> [PAGE EXCERPT]
+++

# What bit to use for planing a slab



## kryptix (Oct 8, 2014)

I'm going to be using a home made sled on tracks to plane down a 10/4 slab of rough black walnut. It actually looks pretty flat already but I was wondering what bit you guys would recommend to do it. The only router I have right now is a Hitachi M12VC which while not a weak machine probably also can't drive one of the gigantic bits I've seen. All recommendations welcome because I'm fairly inexperienced with routers. Roundovers and dados are pretty much the limit of my exposure...


----------



## Cherryville Chuck (Sep 28, 2010)

The Hitachi is big enough. You could use a straight bit or a bowl carving bit which has rounded corners. I have a 1 5/8" straight bit I've used for levelling. That's around as big as they get that I've come across.


----------



## kryptix (Oct 8, 2014)

+++

> [GIVEN MATERIAL]
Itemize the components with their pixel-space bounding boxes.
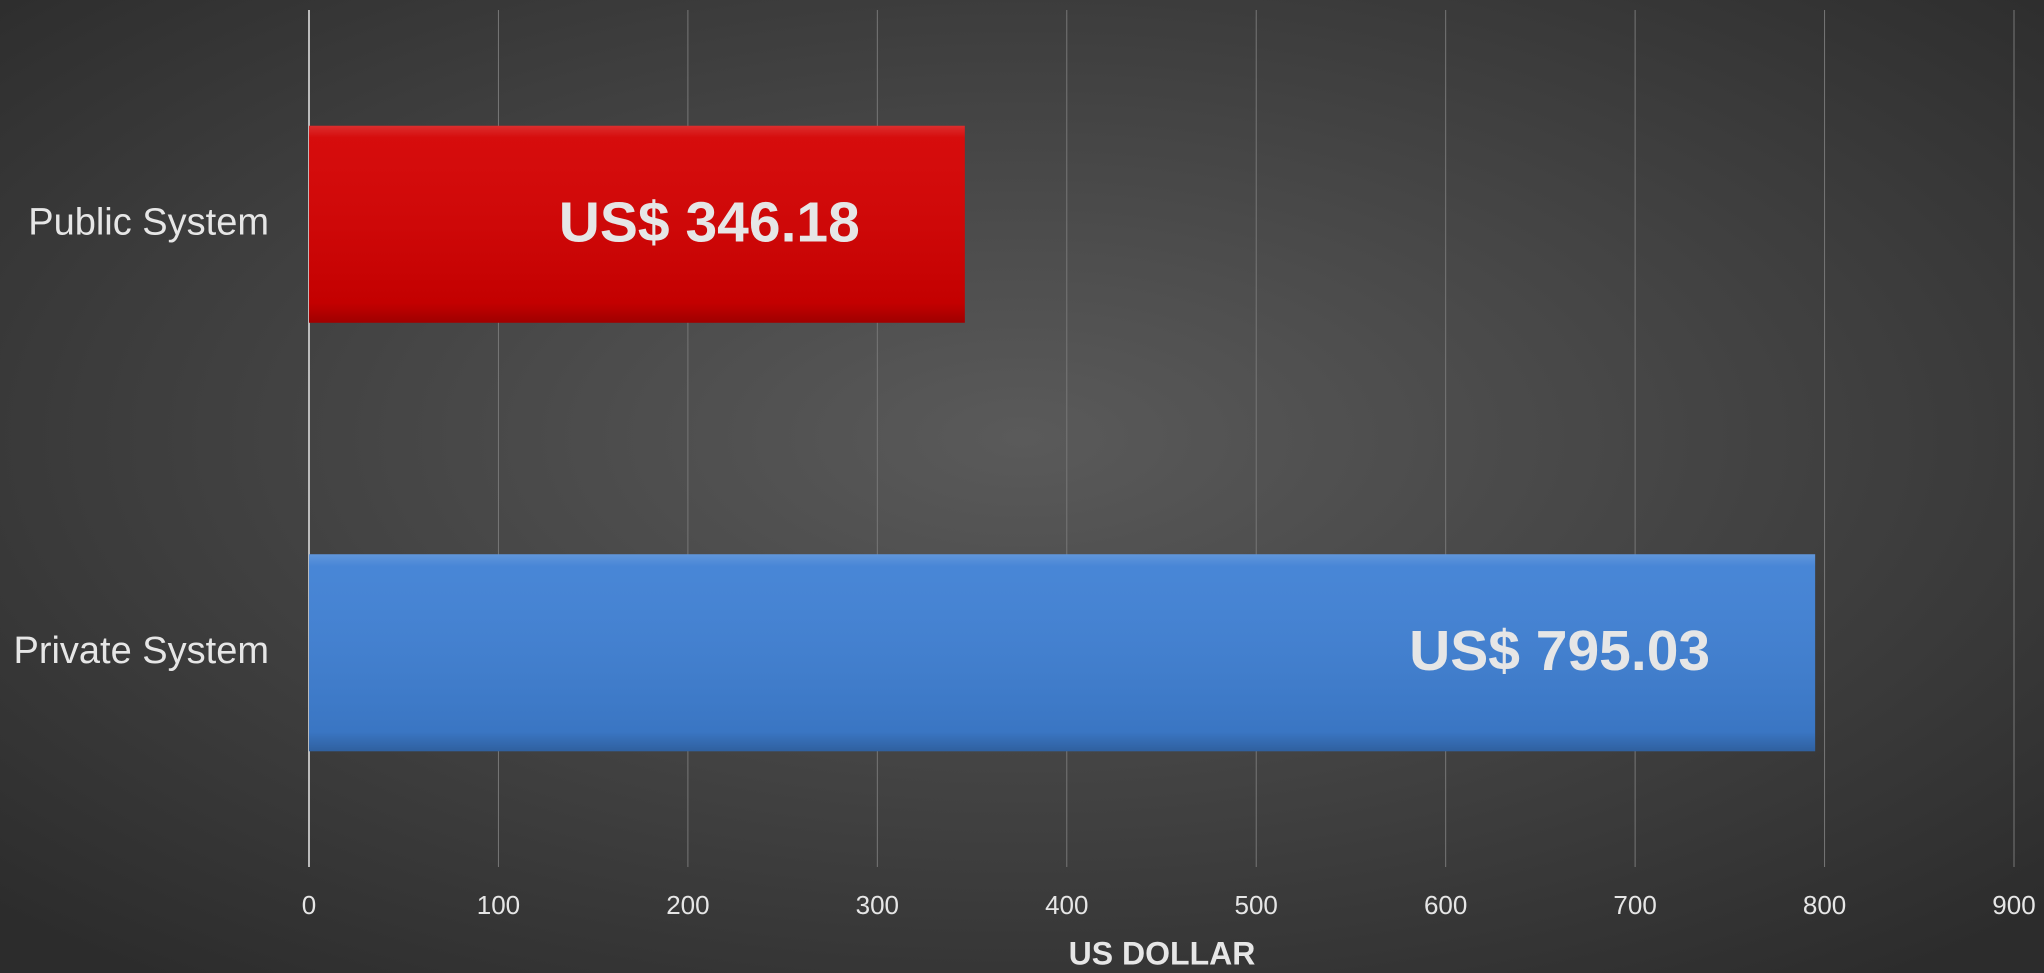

+++

> [TASKS]
1. In the slab-planing thread, what size is the straight bit that Cherryville Chuck has used for leveling?
2. Give the slab-planing thread again word for word, from "I'm going to" to "(Sep 28, 2010)".

> [EXERCISE SOLUTIONS]
1. 1 5/8"

2.
I'm going to be using a home made sled on tracks to plane down a 10/4 slab of rough black walnut. It actually looks pretty flat already but I was wondering what bit you guys would recommend to do it. The only router I have right now is a Hitachi M12VC which while not a weak machine probably also can't drive one of the gigantic bits I've seen. All recommendations welcome because I'm fairly inexperienced with routers. Roundovers and dados are pretty much the limit of my exposure...


----------



## Cherryville Chuck (Sep 28, 2010)